start PROVIDED ENTRIES

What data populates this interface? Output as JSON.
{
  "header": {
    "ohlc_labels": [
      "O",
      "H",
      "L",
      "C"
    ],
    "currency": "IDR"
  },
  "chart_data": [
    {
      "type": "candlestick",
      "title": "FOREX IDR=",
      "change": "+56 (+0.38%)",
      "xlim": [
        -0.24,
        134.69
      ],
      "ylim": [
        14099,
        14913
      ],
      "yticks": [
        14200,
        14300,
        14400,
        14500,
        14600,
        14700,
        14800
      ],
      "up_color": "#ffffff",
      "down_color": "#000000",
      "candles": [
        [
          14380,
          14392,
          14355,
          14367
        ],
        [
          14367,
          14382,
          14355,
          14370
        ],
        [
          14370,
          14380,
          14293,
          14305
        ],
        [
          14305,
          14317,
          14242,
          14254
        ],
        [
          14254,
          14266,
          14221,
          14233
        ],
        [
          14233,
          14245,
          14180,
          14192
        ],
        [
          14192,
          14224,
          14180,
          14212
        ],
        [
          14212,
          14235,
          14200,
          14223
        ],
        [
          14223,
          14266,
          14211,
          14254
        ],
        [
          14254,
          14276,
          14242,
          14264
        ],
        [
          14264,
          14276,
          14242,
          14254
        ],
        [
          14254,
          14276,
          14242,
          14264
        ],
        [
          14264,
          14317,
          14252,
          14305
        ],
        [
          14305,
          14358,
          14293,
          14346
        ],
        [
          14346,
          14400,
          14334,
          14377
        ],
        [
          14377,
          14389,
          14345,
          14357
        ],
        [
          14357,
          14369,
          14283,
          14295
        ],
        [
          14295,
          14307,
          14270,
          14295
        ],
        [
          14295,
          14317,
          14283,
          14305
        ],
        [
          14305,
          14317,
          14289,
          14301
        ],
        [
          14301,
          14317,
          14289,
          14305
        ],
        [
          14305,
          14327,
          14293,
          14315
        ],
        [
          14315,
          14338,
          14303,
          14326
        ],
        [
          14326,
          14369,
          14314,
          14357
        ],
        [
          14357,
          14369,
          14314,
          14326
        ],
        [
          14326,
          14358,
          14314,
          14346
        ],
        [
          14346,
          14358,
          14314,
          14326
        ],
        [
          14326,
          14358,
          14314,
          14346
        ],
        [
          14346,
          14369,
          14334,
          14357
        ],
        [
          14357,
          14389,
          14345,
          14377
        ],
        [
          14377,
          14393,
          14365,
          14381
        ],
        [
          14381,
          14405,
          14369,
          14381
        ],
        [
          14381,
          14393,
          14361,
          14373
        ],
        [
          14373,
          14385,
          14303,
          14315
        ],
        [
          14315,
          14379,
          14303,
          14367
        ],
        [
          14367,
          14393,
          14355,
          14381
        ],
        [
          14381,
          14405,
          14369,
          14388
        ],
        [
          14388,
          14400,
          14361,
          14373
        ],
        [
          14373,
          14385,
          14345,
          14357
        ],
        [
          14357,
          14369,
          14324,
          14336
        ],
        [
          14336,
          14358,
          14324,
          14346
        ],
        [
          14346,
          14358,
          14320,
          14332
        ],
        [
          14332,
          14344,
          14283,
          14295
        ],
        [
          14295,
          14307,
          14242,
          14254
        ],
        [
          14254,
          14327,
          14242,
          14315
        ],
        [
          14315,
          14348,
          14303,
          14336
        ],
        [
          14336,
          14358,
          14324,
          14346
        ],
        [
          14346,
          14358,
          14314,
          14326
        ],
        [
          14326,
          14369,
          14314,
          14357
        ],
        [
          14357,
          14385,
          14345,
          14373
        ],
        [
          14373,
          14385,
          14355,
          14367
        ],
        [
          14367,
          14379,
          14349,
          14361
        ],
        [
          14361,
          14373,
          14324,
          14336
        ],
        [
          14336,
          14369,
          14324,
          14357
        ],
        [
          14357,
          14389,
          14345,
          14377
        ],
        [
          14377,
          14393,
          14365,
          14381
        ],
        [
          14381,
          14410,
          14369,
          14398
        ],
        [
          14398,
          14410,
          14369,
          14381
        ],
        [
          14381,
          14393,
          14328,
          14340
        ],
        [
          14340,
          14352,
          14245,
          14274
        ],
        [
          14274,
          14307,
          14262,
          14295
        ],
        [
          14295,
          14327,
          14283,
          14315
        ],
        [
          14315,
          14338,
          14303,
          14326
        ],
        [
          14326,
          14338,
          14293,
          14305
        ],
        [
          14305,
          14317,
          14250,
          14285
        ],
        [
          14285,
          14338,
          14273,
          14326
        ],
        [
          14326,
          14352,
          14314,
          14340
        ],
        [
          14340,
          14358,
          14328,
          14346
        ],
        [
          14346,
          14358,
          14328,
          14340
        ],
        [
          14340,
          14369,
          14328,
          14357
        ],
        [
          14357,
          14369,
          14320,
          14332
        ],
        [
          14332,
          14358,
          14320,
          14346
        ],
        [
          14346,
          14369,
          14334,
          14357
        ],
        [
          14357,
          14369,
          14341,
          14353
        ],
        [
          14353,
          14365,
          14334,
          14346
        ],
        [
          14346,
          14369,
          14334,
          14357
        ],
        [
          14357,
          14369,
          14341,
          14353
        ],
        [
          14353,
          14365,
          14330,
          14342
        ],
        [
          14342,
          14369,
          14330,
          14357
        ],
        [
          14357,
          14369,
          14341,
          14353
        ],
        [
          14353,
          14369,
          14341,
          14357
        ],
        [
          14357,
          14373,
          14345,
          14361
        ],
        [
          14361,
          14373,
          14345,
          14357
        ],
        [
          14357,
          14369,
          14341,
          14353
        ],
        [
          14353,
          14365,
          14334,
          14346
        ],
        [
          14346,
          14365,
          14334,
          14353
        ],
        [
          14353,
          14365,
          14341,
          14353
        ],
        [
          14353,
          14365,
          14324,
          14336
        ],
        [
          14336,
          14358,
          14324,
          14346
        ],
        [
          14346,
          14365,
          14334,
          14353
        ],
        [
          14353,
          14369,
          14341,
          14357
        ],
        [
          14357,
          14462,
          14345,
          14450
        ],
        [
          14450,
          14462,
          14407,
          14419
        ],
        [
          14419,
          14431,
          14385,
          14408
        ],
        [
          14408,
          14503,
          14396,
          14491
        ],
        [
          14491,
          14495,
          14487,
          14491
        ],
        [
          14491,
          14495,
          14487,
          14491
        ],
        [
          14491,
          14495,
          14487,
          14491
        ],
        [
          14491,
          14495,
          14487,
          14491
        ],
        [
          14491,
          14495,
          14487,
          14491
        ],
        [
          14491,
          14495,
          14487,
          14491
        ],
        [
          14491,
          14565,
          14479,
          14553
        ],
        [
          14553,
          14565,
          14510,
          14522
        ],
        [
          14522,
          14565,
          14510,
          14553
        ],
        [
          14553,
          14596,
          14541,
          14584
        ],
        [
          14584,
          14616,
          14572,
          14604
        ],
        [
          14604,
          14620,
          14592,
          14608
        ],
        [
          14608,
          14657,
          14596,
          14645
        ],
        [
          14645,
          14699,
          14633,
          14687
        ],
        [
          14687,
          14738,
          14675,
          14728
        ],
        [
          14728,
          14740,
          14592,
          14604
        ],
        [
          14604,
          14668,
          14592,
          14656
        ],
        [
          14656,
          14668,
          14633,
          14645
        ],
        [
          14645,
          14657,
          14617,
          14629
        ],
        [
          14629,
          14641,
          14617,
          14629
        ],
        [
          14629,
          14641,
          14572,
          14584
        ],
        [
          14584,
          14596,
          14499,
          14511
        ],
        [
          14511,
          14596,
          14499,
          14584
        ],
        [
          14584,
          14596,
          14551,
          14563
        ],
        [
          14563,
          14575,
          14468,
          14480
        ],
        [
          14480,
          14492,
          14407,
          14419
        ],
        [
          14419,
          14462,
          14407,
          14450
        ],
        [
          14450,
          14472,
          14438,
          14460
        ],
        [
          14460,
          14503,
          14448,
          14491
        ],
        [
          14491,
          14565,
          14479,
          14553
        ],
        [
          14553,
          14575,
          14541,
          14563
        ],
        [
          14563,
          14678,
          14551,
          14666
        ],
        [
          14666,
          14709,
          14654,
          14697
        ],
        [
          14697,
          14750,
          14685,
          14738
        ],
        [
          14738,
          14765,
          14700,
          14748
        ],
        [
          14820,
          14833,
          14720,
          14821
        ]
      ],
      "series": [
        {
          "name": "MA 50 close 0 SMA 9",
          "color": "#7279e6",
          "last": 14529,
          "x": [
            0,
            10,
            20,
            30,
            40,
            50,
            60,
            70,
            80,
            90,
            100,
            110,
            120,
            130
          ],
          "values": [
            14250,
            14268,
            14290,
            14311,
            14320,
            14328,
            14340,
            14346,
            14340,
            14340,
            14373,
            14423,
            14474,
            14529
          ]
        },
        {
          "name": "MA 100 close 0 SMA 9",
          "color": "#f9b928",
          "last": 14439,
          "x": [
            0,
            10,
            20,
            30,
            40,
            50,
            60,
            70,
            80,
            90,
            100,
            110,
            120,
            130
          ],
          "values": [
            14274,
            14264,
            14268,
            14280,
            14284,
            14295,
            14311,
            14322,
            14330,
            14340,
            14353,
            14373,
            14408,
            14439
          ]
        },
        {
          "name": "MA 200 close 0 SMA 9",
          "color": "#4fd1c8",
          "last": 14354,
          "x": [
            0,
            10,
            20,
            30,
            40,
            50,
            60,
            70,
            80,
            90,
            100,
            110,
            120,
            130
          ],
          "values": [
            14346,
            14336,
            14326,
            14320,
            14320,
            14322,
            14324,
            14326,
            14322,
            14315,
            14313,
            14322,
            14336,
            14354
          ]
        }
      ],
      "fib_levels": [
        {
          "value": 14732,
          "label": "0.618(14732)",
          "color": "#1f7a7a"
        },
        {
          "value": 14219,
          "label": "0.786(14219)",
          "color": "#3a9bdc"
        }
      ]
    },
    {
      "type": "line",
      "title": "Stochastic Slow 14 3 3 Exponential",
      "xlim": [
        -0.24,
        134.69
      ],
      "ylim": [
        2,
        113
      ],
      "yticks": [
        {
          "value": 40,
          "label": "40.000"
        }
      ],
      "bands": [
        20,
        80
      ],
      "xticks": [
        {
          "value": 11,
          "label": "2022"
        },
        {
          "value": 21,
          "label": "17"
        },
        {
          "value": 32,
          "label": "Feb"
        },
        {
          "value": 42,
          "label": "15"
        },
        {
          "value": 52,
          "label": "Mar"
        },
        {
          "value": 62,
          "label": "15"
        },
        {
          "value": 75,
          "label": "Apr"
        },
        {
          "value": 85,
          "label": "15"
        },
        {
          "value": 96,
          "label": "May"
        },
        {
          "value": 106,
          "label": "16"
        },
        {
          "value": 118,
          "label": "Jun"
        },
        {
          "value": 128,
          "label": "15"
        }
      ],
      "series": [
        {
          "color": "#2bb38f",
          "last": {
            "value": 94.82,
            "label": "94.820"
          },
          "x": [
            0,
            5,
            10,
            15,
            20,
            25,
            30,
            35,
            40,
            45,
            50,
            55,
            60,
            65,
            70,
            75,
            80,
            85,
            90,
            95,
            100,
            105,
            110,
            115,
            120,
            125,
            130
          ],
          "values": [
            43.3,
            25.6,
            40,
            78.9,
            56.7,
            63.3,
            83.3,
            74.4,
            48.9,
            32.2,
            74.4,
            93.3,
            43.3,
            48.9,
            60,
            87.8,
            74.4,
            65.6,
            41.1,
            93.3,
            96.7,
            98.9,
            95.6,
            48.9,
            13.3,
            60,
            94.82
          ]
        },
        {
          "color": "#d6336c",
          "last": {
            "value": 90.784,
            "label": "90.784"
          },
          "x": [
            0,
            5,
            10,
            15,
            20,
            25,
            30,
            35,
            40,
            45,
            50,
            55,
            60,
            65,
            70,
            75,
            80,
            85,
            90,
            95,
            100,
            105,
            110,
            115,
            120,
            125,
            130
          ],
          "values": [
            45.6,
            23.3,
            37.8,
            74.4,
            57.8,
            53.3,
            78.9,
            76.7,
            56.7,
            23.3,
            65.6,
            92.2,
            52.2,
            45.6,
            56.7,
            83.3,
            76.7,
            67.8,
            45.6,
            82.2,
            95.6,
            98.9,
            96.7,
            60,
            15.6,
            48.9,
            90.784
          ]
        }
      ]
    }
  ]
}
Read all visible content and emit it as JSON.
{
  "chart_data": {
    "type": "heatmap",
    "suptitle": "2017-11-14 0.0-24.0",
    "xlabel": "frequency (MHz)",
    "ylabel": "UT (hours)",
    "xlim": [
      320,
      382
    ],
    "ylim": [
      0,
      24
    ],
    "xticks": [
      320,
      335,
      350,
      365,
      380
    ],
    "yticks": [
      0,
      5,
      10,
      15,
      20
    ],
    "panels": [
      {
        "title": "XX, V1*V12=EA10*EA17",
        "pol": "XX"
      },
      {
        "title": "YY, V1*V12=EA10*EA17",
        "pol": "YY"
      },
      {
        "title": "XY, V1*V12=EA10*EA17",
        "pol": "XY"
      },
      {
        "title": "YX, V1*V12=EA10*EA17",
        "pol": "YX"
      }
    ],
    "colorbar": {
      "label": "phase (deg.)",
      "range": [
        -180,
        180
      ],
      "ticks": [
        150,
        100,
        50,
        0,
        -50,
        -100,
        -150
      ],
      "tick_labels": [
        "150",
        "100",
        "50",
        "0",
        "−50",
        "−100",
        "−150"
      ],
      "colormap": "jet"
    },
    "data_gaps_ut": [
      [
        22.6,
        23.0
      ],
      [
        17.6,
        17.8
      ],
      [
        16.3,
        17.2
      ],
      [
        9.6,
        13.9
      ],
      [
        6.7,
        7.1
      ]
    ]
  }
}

end PROVIDED ENTRIES

• _WHAT TO WORK ON_
The answer consists only of the lines from the one containing "Read all visible content and emit it as JSON." to the end of the records, each written out exactly.

• _ANSWER TO THIS EXERCISE_
Read all visible content and emit it as JSON.
{
  "chart_data": {
    "type": "heatmap",
    "suptitle": "2017-11-14 0.0-24.0",
    "xlabel": "frequency (MHz)",
    "ylabel": "UT (hours)",
    "xlim": [
      320,
      382
    ],
    "ylim": [
      0,
      24
    ],
    "xticks": [
      320,
      335,
      350,
      365,
      380
    ],
    "yticks": [
      0,
      5,
      10,
      15,
      20
    ],
    "panels": [
      {
        "title": "XX, V1*V12=EA10*EA17",
        "pol": "XX"
      },
      {
        "title": "YY, V1*V12=EA10*EA17",
        "pol": "YY"
      },
      {
        "title": "XY, V1*V12=EA10*EA17",
        "pol": "XY"
      },
      {
        "title": "YX, V1*V12=EA10*EA17",
        "pol": "YX"
      }
    ],
    "colorbar": {
      "label": "phase (deg.)",
      "range": [
        -180,
        180
      ],
      "ticks": [
        150,
        100,
        50,
        0,
        -50,
        -100,
        -150
      ],
      "tick_labels": [
        "150",
        "100",
        "50",
        "0",
        "−50",
        "−100",
        "−150"
      ],
      "colormap": "jet"
    },
    "data_gaps_ut": [
      [
        22.6,
        23.0
      ],
      [
        17.6,
        17.8
      ],
      [
        16.3,
        17.2
      ],
      [
        9.6,
        13.9
      ],
      [
        6.7,
        7.1
      ]
    ]
  }
}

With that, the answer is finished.